Segment Start: Page excerpt

Israel said the crossing had opened in a test, and the Israeli military agency that controls aid to Gaza said residents could begin crossing Monday. But only a small number of people can cross at first.

“We want a large number of people to leave, for it to be open so that sick people can go and return,” said Suhaila Al-Astal, a woman displaced from the city of Rafah who said her sick daughter needed help abroad. ”We want the crossing to be open permanently.” Israel’s announcement came a day after Israeli strikes killed at least 30 Palestinians including several children, according to hospital officials — one of the highest death tolls since the ceasefire began on Oct. 10. Israel had accused Hamas of new truce violations.

Nicolay Mladenov, director-general of U.S. President Donald Trump’s new board of peace in Gaza, urged the parties to “exercise restraint” and said his office was working with the new Palestinian committee chosen to oversee Gaza to find ways that prevent future incidents.

Dozens will enter and leave Gaza daily at first

The Rafah crossing has been largely shut since Israel seized it in May 2024. About 20,000 Palestinian children and adults needing medical care are hoping to leave war-devastated Gaza via the crossing, and thousands of other Palestinians outside the territory hope to return home.

Few people, and no cargo, will be allowed to cross at first. Prime Minister Benjamin Netanyahu has said Israel will allow 50 patients needing medical evacuation to leave daily. An official involved in the discussions, speaking on condition of anonymity to discuss diplomatic talks, said each patient can travel with two relatives, while 50 people who left Gaza during the war can return each day.

Zaher al-Wahidi, head of the Gaza Health Ministry’s documentation department, told The Associated Press the ministry hadn’t been notified about the start of medical evacuations.

Israel has said it and Egypt will vet people for exit and entry through the crossing, which will be supervised by European Union border patrol agents. The number of travelers is expected to increase over time if the system is successful.

Israel will stop Doctors Without Borders’ work in Gaza

Also Sunday, Israel’s Diaspora Ministry said it was “moving to terminate” the operations of Doctors Without Borders in Gaza by Feb. 28.

Segment End: Page excerpt
Segment Start: Input data

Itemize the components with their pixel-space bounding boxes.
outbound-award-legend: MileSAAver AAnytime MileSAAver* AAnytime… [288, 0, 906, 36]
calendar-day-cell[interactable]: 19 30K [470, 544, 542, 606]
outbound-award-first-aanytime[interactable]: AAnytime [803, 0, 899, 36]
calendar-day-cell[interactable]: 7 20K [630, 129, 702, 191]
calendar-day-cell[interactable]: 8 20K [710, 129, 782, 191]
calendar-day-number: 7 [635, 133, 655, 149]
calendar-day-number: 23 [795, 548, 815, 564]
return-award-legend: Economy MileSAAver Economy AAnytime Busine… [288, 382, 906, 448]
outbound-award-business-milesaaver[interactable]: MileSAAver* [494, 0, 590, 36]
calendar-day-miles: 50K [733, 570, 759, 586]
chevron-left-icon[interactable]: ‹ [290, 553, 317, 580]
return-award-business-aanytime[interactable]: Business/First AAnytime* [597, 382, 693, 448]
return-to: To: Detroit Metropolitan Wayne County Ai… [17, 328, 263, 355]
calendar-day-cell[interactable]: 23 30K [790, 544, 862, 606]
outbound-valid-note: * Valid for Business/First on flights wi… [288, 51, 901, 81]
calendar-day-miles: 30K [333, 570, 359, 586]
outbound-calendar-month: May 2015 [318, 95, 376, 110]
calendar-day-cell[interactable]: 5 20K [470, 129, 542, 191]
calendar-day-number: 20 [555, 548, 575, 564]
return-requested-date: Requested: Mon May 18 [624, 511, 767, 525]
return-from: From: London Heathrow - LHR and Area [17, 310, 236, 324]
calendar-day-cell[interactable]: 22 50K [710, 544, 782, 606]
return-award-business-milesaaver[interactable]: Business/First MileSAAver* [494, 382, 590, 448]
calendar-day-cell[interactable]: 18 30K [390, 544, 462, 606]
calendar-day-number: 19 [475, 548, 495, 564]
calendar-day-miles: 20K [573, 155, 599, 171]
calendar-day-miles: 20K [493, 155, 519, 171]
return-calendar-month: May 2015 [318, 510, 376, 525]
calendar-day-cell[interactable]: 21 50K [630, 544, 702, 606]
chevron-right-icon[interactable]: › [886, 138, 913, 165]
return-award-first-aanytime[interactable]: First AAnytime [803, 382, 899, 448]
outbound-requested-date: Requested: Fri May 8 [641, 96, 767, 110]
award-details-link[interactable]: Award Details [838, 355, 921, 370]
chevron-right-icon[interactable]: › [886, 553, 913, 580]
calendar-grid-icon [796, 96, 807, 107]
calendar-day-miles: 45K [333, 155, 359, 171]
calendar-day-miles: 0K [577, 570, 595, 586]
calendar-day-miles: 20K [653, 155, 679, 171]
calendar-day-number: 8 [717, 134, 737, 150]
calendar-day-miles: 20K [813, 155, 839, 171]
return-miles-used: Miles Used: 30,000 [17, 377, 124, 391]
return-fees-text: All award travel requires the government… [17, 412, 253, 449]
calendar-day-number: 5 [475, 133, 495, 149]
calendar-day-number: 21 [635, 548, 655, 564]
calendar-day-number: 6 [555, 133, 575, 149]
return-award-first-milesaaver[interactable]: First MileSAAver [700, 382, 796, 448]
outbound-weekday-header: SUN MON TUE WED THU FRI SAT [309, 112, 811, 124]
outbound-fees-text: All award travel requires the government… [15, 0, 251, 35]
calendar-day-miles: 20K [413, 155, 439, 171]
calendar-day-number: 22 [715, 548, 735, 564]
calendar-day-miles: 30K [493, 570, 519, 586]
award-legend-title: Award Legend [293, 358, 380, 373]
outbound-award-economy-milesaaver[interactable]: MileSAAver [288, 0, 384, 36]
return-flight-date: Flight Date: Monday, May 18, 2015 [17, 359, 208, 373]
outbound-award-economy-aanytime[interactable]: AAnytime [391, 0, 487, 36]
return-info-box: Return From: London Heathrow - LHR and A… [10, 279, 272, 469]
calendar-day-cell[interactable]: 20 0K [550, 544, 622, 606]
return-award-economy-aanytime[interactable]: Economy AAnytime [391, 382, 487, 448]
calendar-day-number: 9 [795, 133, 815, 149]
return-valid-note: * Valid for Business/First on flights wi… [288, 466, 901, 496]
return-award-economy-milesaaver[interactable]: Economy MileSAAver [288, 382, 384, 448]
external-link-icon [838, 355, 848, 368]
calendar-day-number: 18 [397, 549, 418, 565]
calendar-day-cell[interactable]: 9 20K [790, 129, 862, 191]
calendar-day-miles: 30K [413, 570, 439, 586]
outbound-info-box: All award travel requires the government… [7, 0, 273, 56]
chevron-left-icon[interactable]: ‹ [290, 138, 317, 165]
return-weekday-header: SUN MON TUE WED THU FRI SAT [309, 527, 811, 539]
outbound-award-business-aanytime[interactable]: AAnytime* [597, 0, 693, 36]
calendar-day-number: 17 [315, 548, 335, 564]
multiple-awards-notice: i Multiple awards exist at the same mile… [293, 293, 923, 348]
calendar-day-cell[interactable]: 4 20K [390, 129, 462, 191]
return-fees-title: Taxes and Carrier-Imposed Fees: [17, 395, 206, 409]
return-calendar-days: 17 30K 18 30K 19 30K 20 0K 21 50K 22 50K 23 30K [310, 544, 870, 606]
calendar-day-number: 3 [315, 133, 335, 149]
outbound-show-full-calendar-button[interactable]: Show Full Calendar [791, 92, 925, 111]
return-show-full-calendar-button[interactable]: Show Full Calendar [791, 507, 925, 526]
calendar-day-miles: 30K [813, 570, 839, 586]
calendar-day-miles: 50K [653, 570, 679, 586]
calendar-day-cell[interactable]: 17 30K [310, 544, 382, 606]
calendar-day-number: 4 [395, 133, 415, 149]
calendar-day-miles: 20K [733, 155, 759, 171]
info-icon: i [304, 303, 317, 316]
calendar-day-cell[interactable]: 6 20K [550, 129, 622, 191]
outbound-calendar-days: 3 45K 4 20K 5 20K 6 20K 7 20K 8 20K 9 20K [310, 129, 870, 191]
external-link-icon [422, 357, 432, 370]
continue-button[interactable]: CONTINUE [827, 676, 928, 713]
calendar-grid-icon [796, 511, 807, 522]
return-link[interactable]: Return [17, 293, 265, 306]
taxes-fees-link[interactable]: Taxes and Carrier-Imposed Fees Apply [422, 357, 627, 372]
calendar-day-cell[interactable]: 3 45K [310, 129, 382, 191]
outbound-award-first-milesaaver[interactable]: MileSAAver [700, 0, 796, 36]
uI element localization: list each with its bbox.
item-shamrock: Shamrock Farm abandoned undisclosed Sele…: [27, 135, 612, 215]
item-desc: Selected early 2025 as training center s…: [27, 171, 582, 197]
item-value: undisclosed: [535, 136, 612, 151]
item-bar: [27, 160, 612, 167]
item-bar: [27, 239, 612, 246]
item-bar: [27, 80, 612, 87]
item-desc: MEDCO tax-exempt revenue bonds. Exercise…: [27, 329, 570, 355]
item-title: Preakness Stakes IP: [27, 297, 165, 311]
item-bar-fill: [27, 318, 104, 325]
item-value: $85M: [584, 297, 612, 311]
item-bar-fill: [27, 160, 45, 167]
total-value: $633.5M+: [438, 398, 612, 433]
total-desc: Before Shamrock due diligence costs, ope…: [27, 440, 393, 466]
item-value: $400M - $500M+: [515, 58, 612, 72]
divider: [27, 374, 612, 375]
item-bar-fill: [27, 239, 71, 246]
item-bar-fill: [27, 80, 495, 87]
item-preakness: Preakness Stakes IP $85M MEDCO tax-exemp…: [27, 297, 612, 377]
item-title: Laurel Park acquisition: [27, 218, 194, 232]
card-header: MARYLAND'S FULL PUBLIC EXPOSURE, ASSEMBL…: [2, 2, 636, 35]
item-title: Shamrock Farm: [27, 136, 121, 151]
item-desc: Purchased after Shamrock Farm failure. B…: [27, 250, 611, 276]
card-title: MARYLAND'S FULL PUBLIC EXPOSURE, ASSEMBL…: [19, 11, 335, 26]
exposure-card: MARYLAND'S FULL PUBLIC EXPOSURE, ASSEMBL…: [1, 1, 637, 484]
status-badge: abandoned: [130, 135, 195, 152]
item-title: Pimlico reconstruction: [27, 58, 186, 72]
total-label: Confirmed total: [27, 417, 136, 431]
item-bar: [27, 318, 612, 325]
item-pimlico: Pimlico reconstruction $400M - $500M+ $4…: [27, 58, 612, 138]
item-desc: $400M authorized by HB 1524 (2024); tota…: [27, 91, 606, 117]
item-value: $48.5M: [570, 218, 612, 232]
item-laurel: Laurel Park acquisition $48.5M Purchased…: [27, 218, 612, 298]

Segment End: Input data

_What to do_: Name every person the Rafah crossing excerpt identifies by name.

_Output of the task_: Suhaila Al-Astal, Nicolay Mladenov, Donald Trump, Benjamin Netanyahu, Zaher al-Wahidi